> **The input**:
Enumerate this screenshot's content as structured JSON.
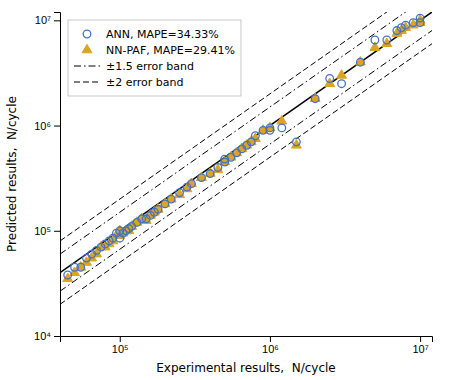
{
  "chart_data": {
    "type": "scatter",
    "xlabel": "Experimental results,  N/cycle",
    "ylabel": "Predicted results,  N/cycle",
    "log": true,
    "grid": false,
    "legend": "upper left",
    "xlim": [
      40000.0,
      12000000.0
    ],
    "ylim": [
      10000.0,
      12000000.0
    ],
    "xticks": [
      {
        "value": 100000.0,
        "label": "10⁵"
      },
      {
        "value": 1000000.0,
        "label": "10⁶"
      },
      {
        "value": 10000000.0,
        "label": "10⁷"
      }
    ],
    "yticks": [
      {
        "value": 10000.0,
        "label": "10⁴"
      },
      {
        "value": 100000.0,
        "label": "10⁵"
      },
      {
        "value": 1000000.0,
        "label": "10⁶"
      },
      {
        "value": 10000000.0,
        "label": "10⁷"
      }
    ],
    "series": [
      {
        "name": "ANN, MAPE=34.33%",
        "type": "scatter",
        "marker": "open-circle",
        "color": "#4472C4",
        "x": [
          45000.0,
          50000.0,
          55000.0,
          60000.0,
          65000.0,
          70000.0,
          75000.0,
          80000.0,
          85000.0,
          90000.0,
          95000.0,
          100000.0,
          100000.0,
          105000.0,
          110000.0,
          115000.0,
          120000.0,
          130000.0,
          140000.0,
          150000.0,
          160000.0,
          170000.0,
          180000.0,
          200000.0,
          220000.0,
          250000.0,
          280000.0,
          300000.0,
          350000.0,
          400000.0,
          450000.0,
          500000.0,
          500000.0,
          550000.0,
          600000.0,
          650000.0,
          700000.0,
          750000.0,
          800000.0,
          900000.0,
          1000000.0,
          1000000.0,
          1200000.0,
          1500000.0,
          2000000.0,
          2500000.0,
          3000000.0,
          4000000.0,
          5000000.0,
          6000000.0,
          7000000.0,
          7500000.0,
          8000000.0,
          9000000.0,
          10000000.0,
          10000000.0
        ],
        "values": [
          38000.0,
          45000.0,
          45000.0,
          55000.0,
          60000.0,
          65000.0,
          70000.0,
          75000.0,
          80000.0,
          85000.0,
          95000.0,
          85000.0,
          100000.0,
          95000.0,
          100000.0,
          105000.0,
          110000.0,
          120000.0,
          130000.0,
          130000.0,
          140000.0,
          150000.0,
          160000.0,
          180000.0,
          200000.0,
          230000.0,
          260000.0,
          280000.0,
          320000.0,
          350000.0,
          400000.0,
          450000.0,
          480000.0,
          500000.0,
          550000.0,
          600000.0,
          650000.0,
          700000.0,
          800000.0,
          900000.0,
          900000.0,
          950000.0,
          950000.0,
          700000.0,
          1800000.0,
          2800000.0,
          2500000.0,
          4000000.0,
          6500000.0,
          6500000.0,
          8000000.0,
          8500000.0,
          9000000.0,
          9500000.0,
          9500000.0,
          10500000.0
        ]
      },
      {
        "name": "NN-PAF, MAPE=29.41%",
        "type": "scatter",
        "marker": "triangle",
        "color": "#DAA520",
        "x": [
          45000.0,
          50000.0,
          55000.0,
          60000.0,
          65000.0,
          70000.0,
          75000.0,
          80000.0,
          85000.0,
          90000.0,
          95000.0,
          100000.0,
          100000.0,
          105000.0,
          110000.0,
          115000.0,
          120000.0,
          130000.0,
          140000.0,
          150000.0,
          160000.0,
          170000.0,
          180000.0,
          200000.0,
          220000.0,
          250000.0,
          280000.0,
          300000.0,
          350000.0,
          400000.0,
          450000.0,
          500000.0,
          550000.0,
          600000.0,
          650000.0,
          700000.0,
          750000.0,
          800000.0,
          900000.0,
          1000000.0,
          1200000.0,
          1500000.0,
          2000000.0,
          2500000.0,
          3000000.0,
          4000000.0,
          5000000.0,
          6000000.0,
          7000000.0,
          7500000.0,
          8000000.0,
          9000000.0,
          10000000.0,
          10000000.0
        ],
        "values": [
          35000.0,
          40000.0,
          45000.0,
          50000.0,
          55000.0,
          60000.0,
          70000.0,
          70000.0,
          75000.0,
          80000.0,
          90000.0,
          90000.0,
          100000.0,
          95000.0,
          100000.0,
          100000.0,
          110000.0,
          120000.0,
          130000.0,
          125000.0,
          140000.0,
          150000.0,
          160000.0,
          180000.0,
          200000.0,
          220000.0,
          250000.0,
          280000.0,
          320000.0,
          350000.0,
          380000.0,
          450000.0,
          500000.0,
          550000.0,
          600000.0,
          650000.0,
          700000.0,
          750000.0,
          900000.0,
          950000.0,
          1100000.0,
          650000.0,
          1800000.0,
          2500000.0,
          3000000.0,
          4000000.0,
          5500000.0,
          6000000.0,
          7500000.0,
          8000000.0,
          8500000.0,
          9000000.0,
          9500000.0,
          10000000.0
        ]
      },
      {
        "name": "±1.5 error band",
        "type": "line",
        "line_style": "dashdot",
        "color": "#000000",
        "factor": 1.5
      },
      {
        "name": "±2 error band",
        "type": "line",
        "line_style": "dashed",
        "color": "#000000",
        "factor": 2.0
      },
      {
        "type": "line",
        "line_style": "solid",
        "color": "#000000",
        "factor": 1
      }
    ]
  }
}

> **Task to carry out**:
Repeat each record exactly, with the pictures left out.

> **Right answer**:
Enumerate this screenshot's content as structured JSON.
{
  "chart_data": {
    "type": "scatter",
    "xlabel": "Experimental results,  N/cycle",
    "ylabel": "Predicted results,  N/cycle",
    "log": true,
    "grid": false,
    "legend": "upper left",
    "xlim": [
      40000.0,
      12000000.0
    ],
    "ylim": [
      10000.0,
      12000000.0
    ],
    "xticks": [
      {
        "value": 100000.0,
        "label": "10⁵"
      },
      {
        "value": 1000000.0,
        "label": "10⁶"
      },
      {
        "value": 10000000.0,
        "label": "10⁷"
      }
    ],
    "yticks": [
      {
        "value": 10000.0,
        "label": "10⁴"
      },
      {
        "value": 100000.0,
        "label": "10⁵"
      },
      {
        "value": 1000000.0,
        "label": "10⁶"
      },
      {
        "value": 10000000.0,
        "label": "10⁷"
      }
    ],
    "series": [
      {
        "name": "ANN, MAPE=34.33%",
        "type": "scatter",
        "marker": "open-circle",
        "color": "#4472C4",
        "x": [
          45000.0,
          50000.0,
          55000.0,
          60000.0,
          65000.0,
          70000.0,
          75000.0,
          80000.0,
          85000.0,
          90000.0,
          95000.0,
          100000.0,
          100000.0,
          105000.0,
          110000.0,
          115000.0,
          120000.0,
          130000.0,
          140000.0,
          150000.0,
          160000.0,
          170000.0,
          180000.0,
          200000.0,
          220000.0,
          250000.0,
          280000.0,
          300000.0,
          350000.0,
          400000.0,
          450000.0,
          500000.0,
          500000.0,
          550000.0,
          600000.0,
          650000.0,
          700000.0,
          750000.0,
          800000.0,
          900000.0,
          1000000.0,
          1000000.0,
          1200000.0,
          1500000.0,
          2000000.0,
          2500000.0,
          3000000.0,
          4000000.0,
          5000000.0,
          6000000.0,
          7000000.0,
          7500000.0,
          8000000.0,
          9000000.0,
          10000000.0,
          10000000.0
        ],
        "values": [
          38000.0,
          45000.0,
          45000.0,
          55000.0,
          60000.0,
          65000.0,
          70000.0,
          75000.0,
          80000.0,
          85000.0,
          95000.0,
          85000.0,
          100000.0,
          95000.0,
          100000.0,
          105000.0,
          110000.0,
          120000.0,
          130000.0,
          130000.0,
          140000.0,
          150000.0,
          160000.0,
          180000.0,
          200000.0,
          230000.0,
          260000.0,
          280000.0,
          320000.0,
          350000.0,
          400000.0,
          450000.0,
          480000.0,
          500000.0,
          550000.0,
          600000.0,
          650000.0,
          700000.0,
          800000.0,
          900000.0,
          900000.0,
          950000.0,
          950000.0,
          700000.0,
          1800000.0,
          2800000.0,
          2500000.0,
          4000000.0,
          6500000.0,
          6500000.0,
          8000000.0,
          8500000.0,
          9000000.0,
          9500000.0,
          9500000.0,
          10500000.0
        ]
      },
      {
        "name": "NN-PAF, MAPE=29.41%",
        "type": "scatter",
        "marker": "triangle",
        "color": "#DAA520",
        "x": [
          45000.0,
          50000.0,
          55000.0,
          60000.0,
          65000.0,
          70000.0,
          75000.0,
          80000.0,
          85000.0,
          90000.0,
          95000.0,
          100000.0,
          100000.0,
          105000.0,
          110000.0,
          115000.0,
          120000.0,
          130000.0,
          140000.0,
          150000.0,
          160000.0,
          170000.0,
          180000.0,
          200000.0,
          220000.0,
          250000.0,
          280000.0,
          300000.0,
          350000.0,
          400000.0,
          450000.0,
          500000.0,
          550000.0,
          600000.0,
          650000.0,
          700000.0,
          750000.0,
          800000.0,
          900000.0,
          1000000.0,
          1200000.0,
          1500000.0,
          2000000.0,
          2500000.0,
          3000000.0,
          4000000.0,
          5000000.0,
          6000000.0,
          7000000.0,
          7500000.0,
          8000000.0,
          9000000.0,
          10000000.0,
          10000000.0
        ],
        "values": [
          35000.0,
          40000.0,
          45000.0,
          50000.0,
          55000.0,
          60000.0,
          70000.0,
          70000.0,
          75000.0,
          80000.0,
          90000.0,
          90000.0,
          100000.0,
          95000.0,
          100000.0,
          100000.0,
          110000.0,
          120000.0,
          130000.0,
          125000.0,
          140000.0,
          150000.0,
          160000.0,
          180000.0,
          200000.0,
          220000.0,
          250000.0,
          280000.0,
          320000.0,
          350000.0,
          380000.0,
          450000.0,
          500000.0,
          550000.0,
          600000.0,
          650000.0,
          700000.0,
          750000.0,
          900000.0,
          950000.0,
          1100000.0,
          650000.0,
          1800000.0,
          2500000.0,
          3000000.0,
          4000000.0,
          5500000.0,
          6000000.0,
          7500000.0,
          8000000.0,
          8500000.0,
          9000000.0,
          9500000.0,
          10000000.0
        ]
      },
      {
        "name": "±1.5 error band",
        "type": "line",
        "line_style": "dashdot",
        "color": "#000000",
        "factor": 1.5
      },
      {
        "name": "±2 error band",
        "type": "line",
        "line_style": "dashed",
        "color": "#000000",
        "factor": 2.0
      },
      {
        "type": "line",
        "line_style": "solid",
        "color": "#000000",
        "factor": 1
      }
    ]
  }
}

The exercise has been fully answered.